Take the material and output all of it exactly.

>> Start THE INPUT

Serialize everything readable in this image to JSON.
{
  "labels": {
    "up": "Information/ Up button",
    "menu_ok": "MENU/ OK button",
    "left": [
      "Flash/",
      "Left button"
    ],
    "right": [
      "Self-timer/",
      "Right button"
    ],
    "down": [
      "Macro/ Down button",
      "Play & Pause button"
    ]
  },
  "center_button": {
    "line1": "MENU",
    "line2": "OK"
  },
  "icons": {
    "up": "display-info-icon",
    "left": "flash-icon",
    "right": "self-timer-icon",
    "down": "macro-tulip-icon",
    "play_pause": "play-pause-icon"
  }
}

>> End THE INPUT

* [RESPONSE]:
Serialize everything readable in this image to JSON.
{
  "labels": {
    "up": "Information/ Up button",
    "menu_ok": "MENU/ OK button",
    "left": [
      "Flash/",
      "Left button"
    ],
    "right": [
      "Self-timer/",
      "Right button"
    ],
    "down": [
      "Macro/ Down button",
      "Play & Pause button"
    ]
  },
  "center_button": {
    "line1": "MENU",
    "line2": "OK"
  },
  "icons": {
    "up": "display-info-icon",
    "left": "flash-icon",
    "right": "self-timer-icon",
    "down": "macro-tulip-icon",
    "play_pause": "play-pause-icon"
  }
}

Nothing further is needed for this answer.